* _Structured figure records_
────────────────
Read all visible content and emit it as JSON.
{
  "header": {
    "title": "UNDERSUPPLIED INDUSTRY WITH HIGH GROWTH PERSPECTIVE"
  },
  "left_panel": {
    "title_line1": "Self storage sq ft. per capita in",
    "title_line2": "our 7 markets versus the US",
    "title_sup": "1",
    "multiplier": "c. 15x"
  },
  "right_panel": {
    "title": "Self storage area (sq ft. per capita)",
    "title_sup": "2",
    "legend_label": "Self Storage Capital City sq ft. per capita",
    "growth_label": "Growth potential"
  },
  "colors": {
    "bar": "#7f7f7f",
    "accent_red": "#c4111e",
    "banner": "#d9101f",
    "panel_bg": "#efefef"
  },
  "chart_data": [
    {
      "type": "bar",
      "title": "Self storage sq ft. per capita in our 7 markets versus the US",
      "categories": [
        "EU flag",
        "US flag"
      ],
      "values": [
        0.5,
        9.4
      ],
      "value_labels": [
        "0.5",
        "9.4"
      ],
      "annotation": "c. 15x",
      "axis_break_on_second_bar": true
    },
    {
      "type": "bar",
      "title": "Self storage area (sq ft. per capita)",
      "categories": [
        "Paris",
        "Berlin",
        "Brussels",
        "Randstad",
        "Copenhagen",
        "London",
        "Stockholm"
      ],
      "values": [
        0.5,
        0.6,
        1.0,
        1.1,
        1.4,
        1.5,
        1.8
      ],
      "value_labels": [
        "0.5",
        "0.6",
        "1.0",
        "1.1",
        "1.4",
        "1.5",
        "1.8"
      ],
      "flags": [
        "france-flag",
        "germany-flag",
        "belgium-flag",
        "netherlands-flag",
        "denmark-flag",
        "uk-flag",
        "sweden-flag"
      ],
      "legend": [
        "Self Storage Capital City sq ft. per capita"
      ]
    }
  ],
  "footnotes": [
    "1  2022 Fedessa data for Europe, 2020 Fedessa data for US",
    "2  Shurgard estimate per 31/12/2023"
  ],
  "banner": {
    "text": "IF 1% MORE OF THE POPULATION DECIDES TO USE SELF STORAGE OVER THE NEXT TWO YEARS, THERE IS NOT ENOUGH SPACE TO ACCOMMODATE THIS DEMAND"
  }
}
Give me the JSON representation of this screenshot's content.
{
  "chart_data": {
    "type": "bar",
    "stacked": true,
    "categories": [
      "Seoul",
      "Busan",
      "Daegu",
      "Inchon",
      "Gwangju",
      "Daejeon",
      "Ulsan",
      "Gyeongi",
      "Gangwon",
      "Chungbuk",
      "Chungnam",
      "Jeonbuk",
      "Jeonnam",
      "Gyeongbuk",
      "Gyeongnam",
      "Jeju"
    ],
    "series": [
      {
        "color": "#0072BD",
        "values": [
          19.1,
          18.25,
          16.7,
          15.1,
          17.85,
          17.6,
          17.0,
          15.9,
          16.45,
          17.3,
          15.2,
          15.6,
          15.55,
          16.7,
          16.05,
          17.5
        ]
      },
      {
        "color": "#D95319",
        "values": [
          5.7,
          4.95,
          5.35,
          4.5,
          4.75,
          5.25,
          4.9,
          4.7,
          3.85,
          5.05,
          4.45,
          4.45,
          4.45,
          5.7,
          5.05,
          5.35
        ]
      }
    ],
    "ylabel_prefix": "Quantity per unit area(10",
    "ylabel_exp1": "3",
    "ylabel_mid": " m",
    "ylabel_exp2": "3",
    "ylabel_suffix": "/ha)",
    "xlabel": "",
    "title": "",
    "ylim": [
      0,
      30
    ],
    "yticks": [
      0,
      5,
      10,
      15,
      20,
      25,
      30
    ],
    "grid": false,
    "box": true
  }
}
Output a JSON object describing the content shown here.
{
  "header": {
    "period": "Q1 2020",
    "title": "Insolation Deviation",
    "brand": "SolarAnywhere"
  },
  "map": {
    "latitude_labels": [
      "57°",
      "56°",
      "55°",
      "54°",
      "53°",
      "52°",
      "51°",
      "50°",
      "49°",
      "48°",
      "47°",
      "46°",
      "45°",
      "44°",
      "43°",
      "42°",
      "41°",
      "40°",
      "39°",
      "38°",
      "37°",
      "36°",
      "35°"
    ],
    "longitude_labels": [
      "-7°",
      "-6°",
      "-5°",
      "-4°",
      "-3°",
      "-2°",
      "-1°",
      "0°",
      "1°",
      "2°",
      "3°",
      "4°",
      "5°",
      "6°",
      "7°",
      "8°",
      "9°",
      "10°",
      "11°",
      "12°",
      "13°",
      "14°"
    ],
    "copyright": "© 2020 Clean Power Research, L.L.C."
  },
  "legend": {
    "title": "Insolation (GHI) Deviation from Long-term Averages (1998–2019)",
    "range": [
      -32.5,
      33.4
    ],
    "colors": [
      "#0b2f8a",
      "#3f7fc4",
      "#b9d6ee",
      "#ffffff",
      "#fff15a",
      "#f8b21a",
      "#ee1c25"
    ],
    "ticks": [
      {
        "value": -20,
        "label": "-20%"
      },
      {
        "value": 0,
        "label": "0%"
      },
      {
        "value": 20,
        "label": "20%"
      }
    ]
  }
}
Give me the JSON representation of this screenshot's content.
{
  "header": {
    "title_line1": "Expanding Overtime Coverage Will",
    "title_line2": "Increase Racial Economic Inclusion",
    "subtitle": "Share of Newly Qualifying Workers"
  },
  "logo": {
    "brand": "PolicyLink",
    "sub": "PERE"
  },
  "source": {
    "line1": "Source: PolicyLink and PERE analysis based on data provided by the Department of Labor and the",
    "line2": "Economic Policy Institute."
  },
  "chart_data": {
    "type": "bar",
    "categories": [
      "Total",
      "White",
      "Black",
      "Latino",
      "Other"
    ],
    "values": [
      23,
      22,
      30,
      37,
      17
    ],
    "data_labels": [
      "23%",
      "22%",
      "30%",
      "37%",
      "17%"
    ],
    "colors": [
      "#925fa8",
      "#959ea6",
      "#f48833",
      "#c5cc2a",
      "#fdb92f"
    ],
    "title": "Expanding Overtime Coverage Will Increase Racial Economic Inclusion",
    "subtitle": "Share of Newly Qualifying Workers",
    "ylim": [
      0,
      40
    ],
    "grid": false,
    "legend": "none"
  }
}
────────────────
* _Written problem_
Search the listing for the word "Increase" and return each line that holds it.

* _Output below_
    "title_line2": "Increase Racial Economic Inclusion",
    "title": "Expanding Overtime Coverage Will Increase Racial Economic Inclusion",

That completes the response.